* **GIVEN PASSAGE**
Besides the "when is
the right time" question, you face a host of others. Should
I opt for a 15 or 20-year mortgage instead of a 30-year fixed mortgage? Or
should I go with an adjustable rate mortgage? And
what about the no-points/higher-rate loan vs. a loan with points but a lower
interest rate? Here's what to consider to sort your choices.
As of early spring 1993, the national average interest
rate on a 30-year fixed mortgage was 7.6%, down from an average of about 9%
a year earlier. No one knows where rates will go. Should you refinance now
or wait in hopes that rates may drop further? No one can tell you. Say you
trade your 10%, 30-year mortgage of $80,000 for a new one at 7.5% interest.
Your monthly payment will drop from about $702 to $560, a savings of $142 a
month. If you were to nab a 7% loan some months from now, your monthly
payment would drop an additional $27, to $532.

* **OBJECTIVE 1**
Do the following statements agree with the refinancing passage? For each, answer yes or no and quote the words of the passage that decide it. (a) In early spring 1993, the national average interest rate on a 30-year fixed mortgage was 7.6%. (b) The passage says it is possible to know where interest rates will go. (c) Trading the 10% mortgage of $80,000 for one at 7.5% saves $142 a month.
* **OBJECTIVE 2**
Continue the passage on mortgage refinancing from where it stops.

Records
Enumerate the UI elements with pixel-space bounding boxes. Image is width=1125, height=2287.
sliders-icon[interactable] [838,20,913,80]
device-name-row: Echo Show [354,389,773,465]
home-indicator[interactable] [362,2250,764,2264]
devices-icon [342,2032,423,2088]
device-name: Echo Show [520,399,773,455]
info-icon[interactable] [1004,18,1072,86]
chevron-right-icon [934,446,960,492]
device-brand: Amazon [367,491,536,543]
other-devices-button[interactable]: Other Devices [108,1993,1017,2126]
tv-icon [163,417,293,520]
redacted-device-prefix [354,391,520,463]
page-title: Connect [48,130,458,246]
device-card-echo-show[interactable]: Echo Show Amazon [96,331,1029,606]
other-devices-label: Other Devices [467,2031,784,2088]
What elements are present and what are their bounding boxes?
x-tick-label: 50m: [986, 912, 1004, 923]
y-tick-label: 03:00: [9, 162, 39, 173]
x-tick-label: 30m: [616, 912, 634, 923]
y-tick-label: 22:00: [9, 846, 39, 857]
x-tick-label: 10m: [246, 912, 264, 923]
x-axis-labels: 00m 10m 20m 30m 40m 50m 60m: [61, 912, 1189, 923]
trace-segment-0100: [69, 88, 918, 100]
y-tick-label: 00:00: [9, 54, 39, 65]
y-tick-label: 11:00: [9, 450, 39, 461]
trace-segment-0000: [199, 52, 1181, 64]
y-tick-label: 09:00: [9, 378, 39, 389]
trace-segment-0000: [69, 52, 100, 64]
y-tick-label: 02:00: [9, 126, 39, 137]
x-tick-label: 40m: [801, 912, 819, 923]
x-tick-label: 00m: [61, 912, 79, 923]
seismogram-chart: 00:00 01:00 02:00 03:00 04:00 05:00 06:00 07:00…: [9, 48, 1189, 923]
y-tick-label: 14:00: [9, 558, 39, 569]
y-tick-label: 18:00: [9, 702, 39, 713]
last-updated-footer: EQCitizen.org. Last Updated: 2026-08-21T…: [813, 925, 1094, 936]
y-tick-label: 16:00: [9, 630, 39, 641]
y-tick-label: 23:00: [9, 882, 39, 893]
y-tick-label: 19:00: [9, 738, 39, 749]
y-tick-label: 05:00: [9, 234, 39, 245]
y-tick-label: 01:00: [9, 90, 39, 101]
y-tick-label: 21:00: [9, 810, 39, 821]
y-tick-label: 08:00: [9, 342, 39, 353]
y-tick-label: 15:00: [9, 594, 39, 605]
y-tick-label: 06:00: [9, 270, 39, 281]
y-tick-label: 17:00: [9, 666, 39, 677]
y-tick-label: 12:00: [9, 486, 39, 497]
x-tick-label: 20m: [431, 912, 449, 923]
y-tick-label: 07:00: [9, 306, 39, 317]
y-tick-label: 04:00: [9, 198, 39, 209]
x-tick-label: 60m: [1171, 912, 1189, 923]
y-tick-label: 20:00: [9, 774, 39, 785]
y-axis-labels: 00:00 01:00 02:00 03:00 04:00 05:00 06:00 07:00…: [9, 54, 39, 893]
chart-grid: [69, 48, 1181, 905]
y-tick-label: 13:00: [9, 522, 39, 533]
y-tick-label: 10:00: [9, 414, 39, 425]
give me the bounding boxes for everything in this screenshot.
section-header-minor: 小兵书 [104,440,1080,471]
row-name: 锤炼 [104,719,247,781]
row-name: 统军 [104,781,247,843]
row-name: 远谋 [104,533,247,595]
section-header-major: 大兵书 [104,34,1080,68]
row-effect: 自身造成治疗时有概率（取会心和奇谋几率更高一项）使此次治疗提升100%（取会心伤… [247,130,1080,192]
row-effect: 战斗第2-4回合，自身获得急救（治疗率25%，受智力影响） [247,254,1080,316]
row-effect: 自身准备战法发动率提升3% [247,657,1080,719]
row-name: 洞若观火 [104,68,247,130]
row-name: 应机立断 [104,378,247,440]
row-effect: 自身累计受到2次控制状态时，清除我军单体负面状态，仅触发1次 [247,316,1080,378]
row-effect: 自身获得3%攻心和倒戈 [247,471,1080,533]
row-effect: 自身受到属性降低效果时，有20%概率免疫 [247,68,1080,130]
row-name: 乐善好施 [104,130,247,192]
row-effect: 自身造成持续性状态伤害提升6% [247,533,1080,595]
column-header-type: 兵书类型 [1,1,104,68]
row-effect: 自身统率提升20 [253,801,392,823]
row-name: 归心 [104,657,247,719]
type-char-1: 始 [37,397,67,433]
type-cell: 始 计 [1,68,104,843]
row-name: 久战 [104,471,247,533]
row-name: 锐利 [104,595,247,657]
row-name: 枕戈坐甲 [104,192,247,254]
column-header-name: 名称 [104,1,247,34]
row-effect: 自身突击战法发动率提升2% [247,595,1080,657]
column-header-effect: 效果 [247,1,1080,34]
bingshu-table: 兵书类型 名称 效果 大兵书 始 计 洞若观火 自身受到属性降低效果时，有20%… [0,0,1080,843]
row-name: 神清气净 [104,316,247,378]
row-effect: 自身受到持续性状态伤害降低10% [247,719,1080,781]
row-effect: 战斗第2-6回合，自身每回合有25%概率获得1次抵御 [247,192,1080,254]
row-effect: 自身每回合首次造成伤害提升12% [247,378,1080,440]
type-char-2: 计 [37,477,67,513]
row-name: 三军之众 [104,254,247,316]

* **REPLY 1**
(a) Yes: "As of early spring 1993, the national average interest rate on a 30-year fixed mortgage was 7.6%"
(b) No: "No one knows where rates will go."
(c) Yes: "a savings of $142 a month"

* **REPLY 2**
But while you wait, hoping to get the lowest possible
interest rate, you're losing savings of $142 a month. Is it worth saving the
not-so-sure extra $27? For every month you delay, you'd have to own your
house at least five extra months (beyond the time needed to recover
refinancing costs-see below) for the waiting game to pay off. Of course,
you'll be out some money if rates climb rather than fall and you eventually
refinance anyway.
Is it worth the gamble? Only you can answer,
based on your economic situation and how long you plan to stay in the house.
The savings come with a price, in the form of
refinancing costs. Chief among these are points; a point is equal to 1% of
the mortgage amount. For example, two points on an $80,000 mortgage would be
$1,600. Other refinancing costs include application fees (also called
origination fees), appraisal credit check, title search, and closing costs.
Most lenders will allow you to roll some, perhaps all, of your refinancing
costs into your new loan. Say the points and other refinancing costs total
3% of the mortgage amount (the average is 2.1%). For an $80,000 loan, that's
$2,400. In the scenario described above, you reduced each monthly payment by
$142. That means it would take about 17 months to recoup refinancing costs
($2,400Ö$142 =16.9). If you plan to sell your house sooner than that, don't
refinance.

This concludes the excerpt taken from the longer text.